• _EXERCISE INPUTS_
— start —

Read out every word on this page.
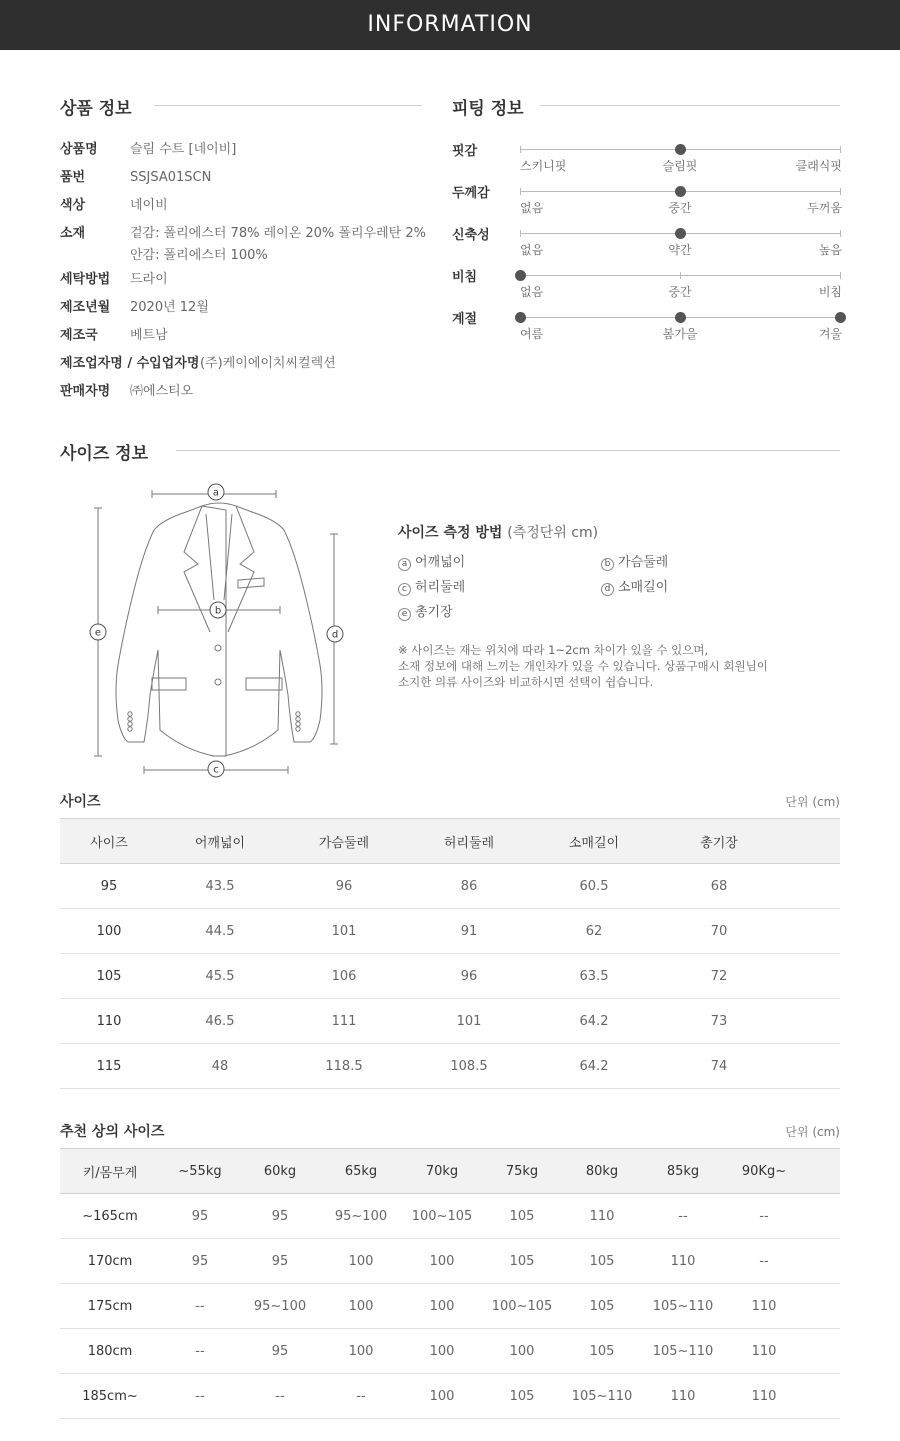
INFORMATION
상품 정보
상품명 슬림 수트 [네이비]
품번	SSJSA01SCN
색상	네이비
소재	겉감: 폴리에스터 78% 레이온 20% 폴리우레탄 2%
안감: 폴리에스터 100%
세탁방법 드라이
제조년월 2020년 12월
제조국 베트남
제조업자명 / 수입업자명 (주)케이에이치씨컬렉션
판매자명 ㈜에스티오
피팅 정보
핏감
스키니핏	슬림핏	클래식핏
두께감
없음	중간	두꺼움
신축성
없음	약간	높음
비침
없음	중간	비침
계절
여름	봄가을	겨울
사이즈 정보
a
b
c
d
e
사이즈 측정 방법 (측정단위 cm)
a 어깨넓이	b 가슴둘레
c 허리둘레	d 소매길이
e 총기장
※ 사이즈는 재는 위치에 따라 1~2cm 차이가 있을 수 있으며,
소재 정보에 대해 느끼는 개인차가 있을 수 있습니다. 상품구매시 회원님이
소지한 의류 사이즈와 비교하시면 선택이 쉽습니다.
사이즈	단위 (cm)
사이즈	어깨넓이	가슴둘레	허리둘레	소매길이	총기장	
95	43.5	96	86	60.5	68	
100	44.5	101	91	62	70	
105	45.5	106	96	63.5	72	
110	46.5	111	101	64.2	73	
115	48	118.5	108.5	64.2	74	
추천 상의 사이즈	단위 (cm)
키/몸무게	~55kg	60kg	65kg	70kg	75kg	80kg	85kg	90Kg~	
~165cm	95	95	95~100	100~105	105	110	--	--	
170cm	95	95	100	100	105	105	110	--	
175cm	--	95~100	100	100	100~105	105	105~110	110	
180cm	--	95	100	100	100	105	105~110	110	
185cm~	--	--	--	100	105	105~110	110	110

— end —
— start —

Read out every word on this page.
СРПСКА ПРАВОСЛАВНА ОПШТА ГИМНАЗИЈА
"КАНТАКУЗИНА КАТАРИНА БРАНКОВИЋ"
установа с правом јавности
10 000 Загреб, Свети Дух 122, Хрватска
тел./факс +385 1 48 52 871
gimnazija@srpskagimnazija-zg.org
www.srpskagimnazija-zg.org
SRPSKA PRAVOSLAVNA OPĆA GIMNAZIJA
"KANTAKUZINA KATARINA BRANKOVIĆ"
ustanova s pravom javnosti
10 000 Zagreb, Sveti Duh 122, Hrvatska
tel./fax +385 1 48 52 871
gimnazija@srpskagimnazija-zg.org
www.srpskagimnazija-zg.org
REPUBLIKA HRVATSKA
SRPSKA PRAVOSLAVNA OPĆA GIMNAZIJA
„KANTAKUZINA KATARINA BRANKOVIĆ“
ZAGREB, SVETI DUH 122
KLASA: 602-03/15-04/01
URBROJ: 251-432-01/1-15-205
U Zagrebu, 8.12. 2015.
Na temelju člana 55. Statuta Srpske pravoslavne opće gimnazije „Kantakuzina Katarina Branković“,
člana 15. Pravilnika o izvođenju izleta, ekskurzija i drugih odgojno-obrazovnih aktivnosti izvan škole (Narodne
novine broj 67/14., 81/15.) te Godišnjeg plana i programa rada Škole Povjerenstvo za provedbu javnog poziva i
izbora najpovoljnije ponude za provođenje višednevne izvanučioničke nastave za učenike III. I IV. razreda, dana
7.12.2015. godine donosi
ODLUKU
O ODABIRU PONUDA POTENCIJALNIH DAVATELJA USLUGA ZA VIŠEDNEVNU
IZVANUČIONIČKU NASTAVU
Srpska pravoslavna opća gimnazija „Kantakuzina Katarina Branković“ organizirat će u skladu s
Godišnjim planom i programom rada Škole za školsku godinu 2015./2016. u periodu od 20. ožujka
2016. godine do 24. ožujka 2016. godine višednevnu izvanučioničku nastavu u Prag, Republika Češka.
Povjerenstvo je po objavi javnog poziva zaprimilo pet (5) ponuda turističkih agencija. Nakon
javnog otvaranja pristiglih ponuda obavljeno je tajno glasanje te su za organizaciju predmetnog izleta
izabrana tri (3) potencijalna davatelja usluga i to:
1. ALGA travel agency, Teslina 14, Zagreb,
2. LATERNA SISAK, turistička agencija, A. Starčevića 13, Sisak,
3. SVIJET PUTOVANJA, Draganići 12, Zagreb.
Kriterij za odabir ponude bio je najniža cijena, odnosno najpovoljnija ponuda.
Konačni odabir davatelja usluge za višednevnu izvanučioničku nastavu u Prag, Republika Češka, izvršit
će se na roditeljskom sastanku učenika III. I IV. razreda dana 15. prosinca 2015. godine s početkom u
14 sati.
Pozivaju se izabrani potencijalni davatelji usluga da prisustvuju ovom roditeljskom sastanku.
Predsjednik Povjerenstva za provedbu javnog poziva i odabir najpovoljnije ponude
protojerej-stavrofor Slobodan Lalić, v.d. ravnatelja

— end —

• _GIVEN REQUEST_
Pull out every line containing "roditeljskom".

• _FULL OUTPUT_
će se na roditeljskom sastanku učenika III. I IV. razreda dana 15. prosinca 2015. godine s početkom u
Pozivaju se izabrani potencijalni davatelji usluga da prisustvuju ovom roditeljskom sastanku.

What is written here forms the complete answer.